§ Prompt
Quote all of the data that follows exactly as written, skipping the images.

(Stored data)
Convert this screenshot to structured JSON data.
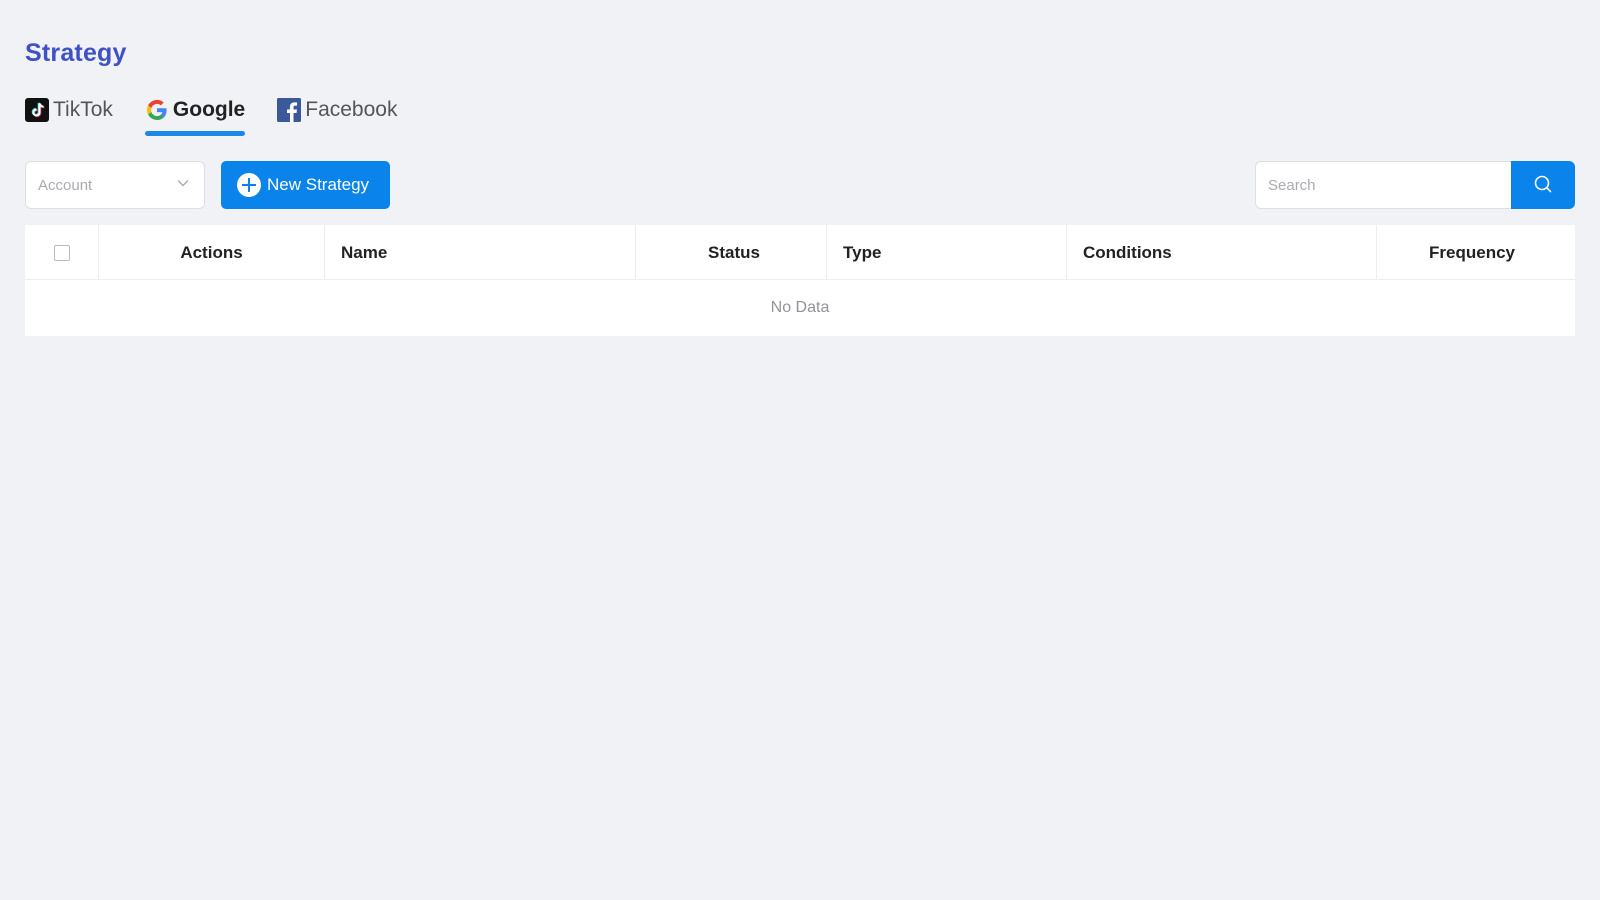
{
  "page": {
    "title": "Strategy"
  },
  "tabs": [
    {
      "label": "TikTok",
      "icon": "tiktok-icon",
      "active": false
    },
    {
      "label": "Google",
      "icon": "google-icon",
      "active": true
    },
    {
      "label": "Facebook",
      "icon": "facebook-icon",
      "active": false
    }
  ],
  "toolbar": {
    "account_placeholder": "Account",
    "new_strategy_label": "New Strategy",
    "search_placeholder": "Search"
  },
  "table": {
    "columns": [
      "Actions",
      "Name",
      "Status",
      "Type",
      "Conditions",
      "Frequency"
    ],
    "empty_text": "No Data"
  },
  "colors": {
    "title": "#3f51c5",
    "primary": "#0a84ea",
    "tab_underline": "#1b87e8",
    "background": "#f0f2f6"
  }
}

§ Response for this exercise
Convert this screenshot to structured JSON data.
{
  "page": {
    "title": "Strategy"
  },
  "tabs": [
    {
      "label": "TikTok",
      "icon": "tiktok-icon",
      "active": false
    },
    {
      "label": "Google",
      "icon": "google-icon",
      "active": true
    },
    {
      "label": "Facebook",
      "icon": "facebook-icon",
      "active": false
    }
  ],
  "toolbar": {
    "account_placeholder": "Account",
    "new_strategy_label": "New Strategy",
    "search_placeholder": "Search"
  },
  "table": {
    "columns": [
      "Actions",
      "Name",
      "Status",
      "Type",
      "Conditions",
      "Frequency"
    ],
    "empty_text": "No Data"
  },
  "colors": {
    "title": "#3f51c5",
    "primary": "#0a84ea",
    "tab_underline": "#1b87e8",
    "background": "#f0f2f6"
  }
}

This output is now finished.